**Written request**: Show every line where "Theory" occurs.
───── Input material ─────
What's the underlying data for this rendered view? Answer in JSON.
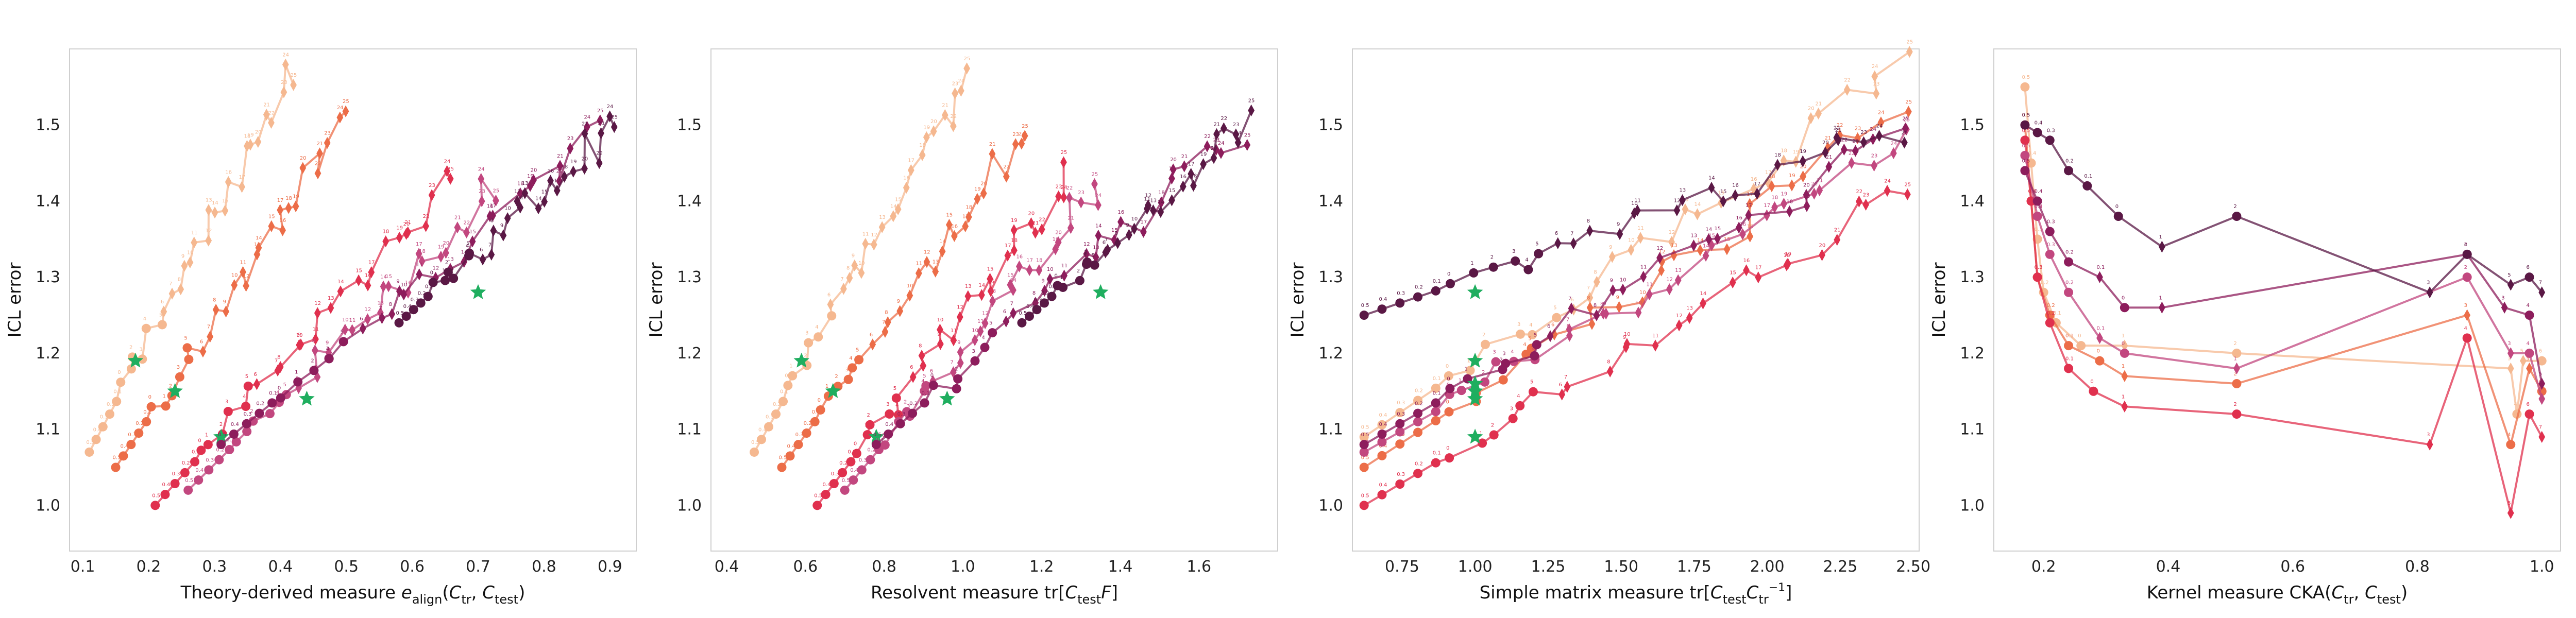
{
  "palette": [
    "#f5b890",
    "#ec6d48",
    "#e0304e",
    "#c2477f",
    "#8d1d5c",
    "#5a1845"
  ],
  "marker_color_green": "#1fae5f",
  "chart_data": [
    {
      "type": "line",
      "xlabel": "Theory-derived measure e_align(C_tr, C_test)",
      "xlabel_parts": [
        "Theory-derived measure ",
        "e",
        "align",
        "(",
        "C",
        "tr",
        ", ",
        "C",
        "test",
        ")"
      ],
      "ylabel": "ICL error",
      "xlim": [
        0.08,
        0.94
      ],
      "ylim": [
        0.94,
        1.6
      ],
      "xticks": [
        "0.1",
        "0.2",
        "0.3",
        "0.4",
        "0.5",
        "0.6",
        "0.7",
        "0.8",
        "0.9"
      ],
      "yticks": [
        "1.0",
        "1.1",
        "1.2",
        "1.3",
        "1.4",
        "1.5"
      ],
      "series": [
        {
          "x0": 0.11,
          "x1": 0.42,
          "y0": 1.07,
          "y1": 1.57,
          "star": [
            0.18,
            1.19
          ]
        },
        {
          "x0": 0.15,
          "x1": 0.5,
          "y0": 1.05,
          "y1": 1.5,
          "star": [
            0.24,
            1.15
          ]
        },
        {
          "x0": 0.21,
          "x1": 0.66,
          "y0": 1.0,
          "y1": 1.43,
          "star": [
            0.31,
            1.09
          ]
        },
        {
          "x0": 0.26,
          "x1": 0.73,
          "y0": 1.02,
          "y1": 1.42,
          "star": [
            0.44,
            1.14
          ]
        },
        {
          "x0": 0.31,
          "x1": 0.89,
          "y0": 1.08,
          "y1": 1.49,
          "star": [
            0.7,
            1.28
          ]
        },
        {
          "x0": 0.58,
          "x1": 0.91,
          "y0": 1.24,
          "y1": 1.5
        }
      ]
    },
    {
      "type": "line",
      "xlabel": "Resolvent measure tr[C_test F]",
      "xlabel_parts": [
        "Resolvent measure tr[",
        "C",
        "test",
        "F",
        "]"
      ],
      "ylabel": "ICL error",
      "xlim": [
        0.36,
        1.8
      ],
      "ylim": [
        0.94,
        1.6
      ],
      "xticks": [
        "0.4",
        "0.6",
        "0.8",
        "1.0",
        "1.2",
        "1.4",
        "1.6"
      ],
      "yticks": [
        "1.0",
        "1.1",
        "1.2",
        "1.3",
        "1.4",
        "1.5"
      ],
      "series": [
        {
          "x0": 0.47,
          "x1": 1.02,
          "y0": 1.07,
          "y1": 1.57,
          "star": [
            0.59,
            1.19
          ]
        },
        {
          "x0": 0.54,
          "x1": 1.17,
          "y0": 1.05,
          "y1": 1.5,
          "star": [
            0.67,
            1.15
          ]
        },
        {
          "x0": 0.63,
          "x1": 1.27,
          "y0": 1.0,
          "y1": 1.43,
          "star": [
            0.78,
            1.09
          ]
        },
        {
          "x0": 0.7,
          "x1": 1.35,
          "y0": 1.02,
          "y1": 1.42,
          "star": [
            0.96,
            1.14
          ]
        },
        {
          "x0": 0.78,
          "x1": 1.7,
          "y0": 1.08,
          "y1": 1.49,
          "star": [
            1.35,
            1.28
          ]
        },
        {
          "x0": 1.15,
          "x1": 1.72,
          "y0": 1.24,
          "y1": 1.5
        }
      ]
    },
    {
      "type": "line",
      "xlabel": "Simple matrix measure tr[C_test C_tr^-1]",
      "xlabel_parts": [
        "Simple matrix measure tr[",
        "C",
        "test",
        "C",
        "tr",
        "−1",
        "]"
      ],
      "ylabel": "ICL error",
      "xlim": [
        0.58,
        2.52
      ],
      "ylim": [
        0.94,
        1.6
      ],
      "xticks": [
        "0.75",
        "1.00",
        "1.25",
        "1.50",
        "1.75",
        "2.00",
        "2.25",
        "2.50"
      ],
      "yticks": [
        "1.0",
        "1.1",
        "1.2",
        "1.3",
        "1.4",
        "1.5"
      ],
      "series": [
        {
          "x0": 0.62,
          "x1": 2.46,
          "y0": 1.09,
          "y1": 1.57,
          "star": [
            1.0,
            1.19
          ]
        },
        {
          "x0": 0.62,
          "x1": 2.46,
          "y0": 1.05,
          "y1": 1.51,
          "star": [
            1.0,
            1.15
          ]
        },
        {
          "x0": 0.62,
          "x1": 2.46,
          "y0": 1.0,
          "y1": 1.42,
          "star": [
            1.0,
            1.09
          ]
        },
        {
          "x0": 0.62,
          "x1": 2.46,
          "y0": 1.07,
          "y1": 1.47,
          "star": [
            1.0,
            1.14
          ]
        },
        {
          "x0": 0.62,
          "x1": 2.46,
          "y0": 1.08,
          "y1": 1.49,
          "star": [
            1.0,
            1.16
          ]
        },
        {
          "x0": 0.62,
          "x1": 2.46,
          "y0": 1.25,
          "y1": 1.49,
          "star": [
            1.0,
            1.28
          ]
        }
      ]
    },
    {
      "type": "line",
      "xlabel": "Kernel measure CKA(C_tr, C_test)",
      "xlabel_parts": [
        "Kernel measure CKA(",
        "C",
        "tr",
        ", ",
        "C",
        "test",
        ")"
      ],
      "ylabel": "ICL error",
      "xlim": [
        0.12,
        1.03
      ],
      "ylim": [
        0.94,
        1.6
      ],
      "xticks": [
        "0.2",
        "0.4",
        "0.6",
        "0.8",
        "1.0"
      ],
      "yticks": [
        "1.0",
        "1.1",
        "1.2",
        "1.3",
        "1.4",
        "1.5"
      ],
      "series": [
        {
          "points": [
            [
              0.17,
              1.55
            ],
            [
              0.18,
              1.45
            ],
            [
              0.19,
              1.35
            ],
            [
              0.2,
              1.28
            ],
            [
              0.22,
              1.24
            ],
            [
              0.26,
              1.21
            ],
            [
              0.33,
              1.21
            ],
            [
              0.51,
              1.2
            ],
            [
              0.95,
              1.18
            ],
            [
              0.96,
              1.12
            ],
            [
              0.97,
              1.19
            ],
            [
              1.0,
              1.19
            ]
          ]
        },
        {
          "points": [
            [
              0.17,
              1.5
            ],
            [
              0.18,
              1.4
            ],
            [
              0.19,
              1.3
            ],
            [
              0.21,
              1.25
            ],
            [
              0.24,
              1.21
            ],
            [
              0.29,
              1.19
            ],
            [
              0.33,
              1.17
            ],
            [
              0.51,
              1.16
            ],
            [
              0.88,
              1.25
            ],
            [
              0.95,
              1.08
            ],
            [
              0.98,
              1.18
            ],
            [
              1.0,
              1.15
            ]
          ]
        },
        {
          "points": [
            [
              0.17,
              1.48
            ],
            [
              0.18,
              1.4
            ],
            [
              0.19,
              1.3
            ],
            [
              0.21,
              1.24
            ],
            [
              0.24,
              1.18
            ],
            [
              0.28,
              1.15
            ],
            [
              0.33,
              1.13
            ],
            [
              0.51,
              1.12
            ],
            [
              0.82,
              1.08
            ],
            [
              0.88,
              1.22
            ],
            [
              0.95,
              0.99
            ],
            [
              0.98,
              1.12
            ],
            [
              1.0,
              1.09
            ]
          ]
        },
        {
          "points": [
            [
              0.17,
              1.46
            ],
            [
              0.19,
              1.38
            ],
            [
              0.21,
              1.33
            ],
            [
              0.24,
              1.28
            ],
            [
              0.29,
              1.22
            ],
            [
              0.33,
              1.2
            ],
            [
              0.51,
              1.18
            ],
            [
              0.88,
              1.3
            ],
            [
              0.95,
              1.2
            ],
            [
              0.98,
              1.2
            ],
            [
              1.0,
              1.14
            ]
          ]
        },
        {
          "points": [
            [
              0.17,
              1.44
            ],
            [
              0.19,
              1.4
            ],
            [
              0.21,
              1.36
            ],
            [
              0.24,
              1.32
            ],
            [
              0.29,
              1.3
            ],
            [
              0.33,
              1.26
            ],
            [
              0.39,
              1.26
            ],
            [
              0.88,
              1.33
            ],
            [
              0.94,
              1.26
            ],
            [
              0.98,
              1.25
            ],
            [
              1.0,
              1.16
            ]
          ]
        },
        {
          "points": [
            [
              0.17,
              1.5
            ],
            [
              0.19,
              1.49
            ],
            [
              0.21,
              1.48
            ],
            [
              0.24,
              1.44
            ],
            [
              0.27,
              1.42
            ],
            [
              0.32,
              1.38
            ],
            [
              0.39,
              1.34
            ],
            [
              0.51,
              1.38
            ],
            [
              0.82,
              1.28
            ],
            [
              0.88,
              1.33
            ],
            [
              0.95,
              1.29
            ],
            [
              0.98,
              1.3
            ],
            [
              1.0,
              1.28
            ]
          ]
        }
      ]
    }
  ]
}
─────
**Completed task**:
      "xlabel": "Theory-derived measure e_align(C_tr, C_test)",
        "Theory-derived measure ",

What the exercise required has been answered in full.